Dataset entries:

# # # # #

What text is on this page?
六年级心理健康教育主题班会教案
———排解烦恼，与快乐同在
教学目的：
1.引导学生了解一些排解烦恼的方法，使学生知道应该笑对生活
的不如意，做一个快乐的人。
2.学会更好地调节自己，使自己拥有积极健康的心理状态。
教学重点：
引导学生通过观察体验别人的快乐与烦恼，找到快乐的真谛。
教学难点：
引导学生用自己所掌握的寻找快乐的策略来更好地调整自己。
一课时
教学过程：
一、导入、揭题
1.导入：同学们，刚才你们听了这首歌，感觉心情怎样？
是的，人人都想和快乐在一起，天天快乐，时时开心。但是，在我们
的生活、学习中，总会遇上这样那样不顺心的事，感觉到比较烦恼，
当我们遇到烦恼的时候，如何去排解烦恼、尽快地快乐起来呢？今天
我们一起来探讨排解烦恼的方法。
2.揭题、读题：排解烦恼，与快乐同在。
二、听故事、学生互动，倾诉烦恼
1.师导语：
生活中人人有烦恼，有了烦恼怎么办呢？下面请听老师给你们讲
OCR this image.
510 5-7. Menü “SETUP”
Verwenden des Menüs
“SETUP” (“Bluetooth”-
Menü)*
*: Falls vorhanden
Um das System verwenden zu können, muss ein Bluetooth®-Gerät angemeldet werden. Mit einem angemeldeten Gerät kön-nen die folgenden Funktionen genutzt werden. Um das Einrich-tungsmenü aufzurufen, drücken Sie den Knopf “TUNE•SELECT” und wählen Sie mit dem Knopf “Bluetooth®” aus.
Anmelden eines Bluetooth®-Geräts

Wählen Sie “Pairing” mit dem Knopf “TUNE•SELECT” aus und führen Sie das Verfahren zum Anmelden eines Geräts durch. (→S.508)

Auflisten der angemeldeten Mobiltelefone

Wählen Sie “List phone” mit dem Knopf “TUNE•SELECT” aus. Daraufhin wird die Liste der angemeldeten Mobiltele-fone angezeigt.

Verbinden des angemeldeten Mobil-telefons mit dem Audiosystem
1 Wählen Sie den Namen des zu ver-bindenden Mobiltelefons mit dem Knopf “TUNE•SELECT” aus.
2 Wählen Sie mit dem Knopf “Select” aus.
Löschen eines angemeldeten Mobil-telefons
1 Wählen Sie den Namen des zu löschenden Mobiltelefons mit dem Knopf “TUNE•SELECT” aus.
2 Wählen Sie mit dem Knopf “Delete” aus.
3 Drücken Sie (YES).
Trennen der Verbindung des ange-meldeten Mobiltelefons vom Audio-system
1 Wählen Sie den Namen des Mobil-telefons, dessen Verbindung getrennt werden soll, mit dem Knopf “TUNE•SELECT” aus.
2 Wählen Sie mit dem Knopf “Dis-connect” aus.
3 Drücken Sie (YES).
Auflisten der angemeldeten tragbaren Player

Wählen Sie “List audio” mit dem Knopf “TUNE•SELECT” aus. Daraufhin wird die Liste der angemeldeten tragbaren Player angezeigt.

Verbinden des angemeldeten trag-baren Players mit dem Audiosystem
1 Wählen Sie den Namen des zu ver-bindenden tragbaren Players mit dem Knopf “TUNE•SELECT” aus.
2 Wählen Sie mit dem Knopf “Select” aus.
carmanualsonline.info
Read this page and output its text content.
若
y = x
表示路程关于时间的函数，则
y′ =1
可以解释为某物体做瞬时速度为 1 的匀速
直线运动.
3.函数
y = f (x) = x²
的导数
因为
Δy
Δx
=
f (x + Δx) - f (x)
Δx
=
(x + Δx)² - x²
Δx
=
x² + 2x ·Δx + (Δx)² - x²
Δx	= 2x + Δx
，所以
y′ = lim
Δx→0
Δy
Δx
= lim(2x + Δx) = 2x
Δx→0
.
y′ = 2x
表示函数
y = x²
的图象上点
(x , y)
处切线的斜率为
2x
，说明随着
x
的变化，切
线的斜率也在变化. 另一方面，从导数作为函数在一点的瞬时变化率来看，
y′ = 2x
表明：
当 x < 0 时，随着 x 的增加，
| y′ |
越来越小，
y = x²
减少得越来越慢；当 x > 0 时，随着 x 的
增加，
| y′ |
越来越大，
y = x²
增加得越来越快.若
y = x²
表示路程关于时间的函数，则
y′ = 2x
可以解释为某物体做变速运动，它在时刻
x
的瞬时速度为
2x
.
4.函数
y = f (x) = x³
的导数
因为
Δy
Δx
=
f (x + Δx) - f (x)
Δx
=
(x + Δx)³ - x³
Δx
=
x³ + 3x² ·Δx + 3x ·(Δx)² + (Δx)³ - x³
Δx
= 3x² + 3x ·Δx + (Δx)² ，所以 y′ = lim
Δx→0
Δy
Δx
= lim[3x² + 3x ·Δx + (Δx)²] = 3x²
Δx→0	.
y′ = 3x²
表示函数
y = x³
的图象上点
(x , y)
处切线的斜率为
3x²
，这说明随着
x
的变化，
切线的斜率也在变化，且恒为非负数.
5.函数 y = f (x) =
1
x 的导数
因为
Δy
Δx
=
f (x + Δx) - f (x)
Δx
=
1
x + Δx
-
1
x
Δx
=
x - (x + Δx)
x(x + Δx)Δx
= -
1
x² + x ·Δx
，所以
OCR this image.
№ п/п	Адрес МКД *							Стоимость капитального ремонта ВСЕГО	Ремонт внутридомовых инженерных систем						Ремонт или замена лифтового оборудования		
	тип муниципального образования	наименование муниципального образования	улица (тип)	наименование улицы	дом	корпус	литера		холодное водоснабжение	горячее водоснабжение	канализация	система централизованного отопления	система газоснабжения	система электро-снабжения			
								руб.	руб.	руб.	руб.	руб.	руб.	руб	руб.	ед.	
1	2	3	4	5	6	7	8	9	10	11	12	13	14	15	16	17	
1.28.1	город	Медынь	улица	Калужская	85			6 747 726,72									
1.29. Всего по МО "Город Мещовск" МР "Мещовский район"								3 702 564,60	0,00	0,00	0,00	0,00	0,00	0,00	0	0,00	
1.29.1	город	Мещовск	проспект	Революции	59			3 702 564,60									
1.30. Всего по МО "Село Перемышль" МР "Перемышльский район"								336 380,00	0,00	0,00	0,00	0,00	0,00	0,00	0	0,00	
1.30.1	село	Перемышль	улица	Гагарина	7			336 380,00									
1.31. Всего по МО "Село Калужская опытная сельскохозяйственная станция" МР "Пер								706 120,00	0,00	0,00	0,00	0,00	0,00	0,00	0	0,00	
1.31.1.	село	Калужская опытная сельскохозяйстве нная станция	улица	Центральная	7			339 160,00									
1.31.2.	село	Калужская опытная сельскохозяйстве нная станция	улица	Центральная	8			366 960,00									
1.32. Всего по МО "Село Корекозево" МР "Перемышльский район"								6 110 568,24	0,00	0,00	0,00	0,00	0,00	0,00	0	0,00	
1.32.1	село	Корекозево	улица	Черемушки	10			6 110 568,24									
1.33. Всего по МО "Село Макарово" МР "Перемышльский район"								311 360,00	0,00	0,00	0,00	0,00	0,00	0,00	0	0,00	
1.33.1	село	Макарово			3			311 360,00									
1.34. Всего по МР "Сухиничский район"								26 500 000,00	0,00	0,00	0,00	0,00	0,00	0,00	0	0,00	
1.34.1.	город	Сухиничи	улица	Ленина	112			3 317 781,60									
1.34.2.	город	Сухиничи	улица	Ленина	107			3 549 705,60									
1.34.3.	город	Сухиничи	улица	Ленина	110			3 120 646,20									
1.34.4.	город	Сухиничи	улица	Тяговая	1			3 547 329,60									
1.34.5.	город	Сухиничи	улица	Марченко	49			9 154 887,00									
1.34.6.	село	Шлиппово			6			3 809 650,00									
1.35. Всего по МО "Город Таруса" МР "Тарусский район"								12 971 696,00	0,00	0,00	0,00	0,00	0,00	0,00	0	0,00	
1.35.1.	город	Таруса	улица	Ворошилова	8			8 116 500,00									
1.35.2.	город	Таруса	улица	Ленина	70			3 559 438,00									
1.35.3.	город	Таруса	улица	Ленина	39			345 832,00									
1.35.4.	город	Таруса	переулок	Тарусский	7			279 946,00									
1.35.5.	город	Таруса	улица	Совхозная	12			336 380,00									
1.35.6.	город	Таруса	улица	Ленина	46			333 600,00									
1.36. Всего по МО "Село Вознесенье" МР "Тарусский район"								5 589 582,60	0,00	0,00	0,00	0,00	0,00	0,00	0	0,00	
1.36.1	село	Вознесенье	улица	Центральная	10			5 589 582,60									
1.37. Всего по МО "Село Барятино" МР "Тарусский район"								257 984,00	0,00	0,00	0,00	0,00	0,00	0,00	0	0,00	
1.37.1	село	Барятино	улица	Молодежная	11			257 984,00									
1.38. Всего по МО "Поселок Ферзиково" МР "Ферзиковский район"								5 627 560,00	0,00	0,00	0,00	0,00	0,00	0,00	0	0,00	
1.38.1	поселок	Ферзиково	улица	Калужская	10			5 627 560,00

# # # # #

## TASK REQUIREMENTS
Filter the records above and return every line that holds the word "Центральная".

## ANSWER TO THIS PROBLEM
1.31.1.	село	Калужская опытная сельскохозяйстве нная станция	улица	Центральная	7			339 160,00									
1.31.2.	село	Калужская опытная сельскохозяйстве нная станция	улица	Центральная	8			366 960,00									
1.36.1	село	Вознесенье	улица	Центральная	10			5 589 582,60									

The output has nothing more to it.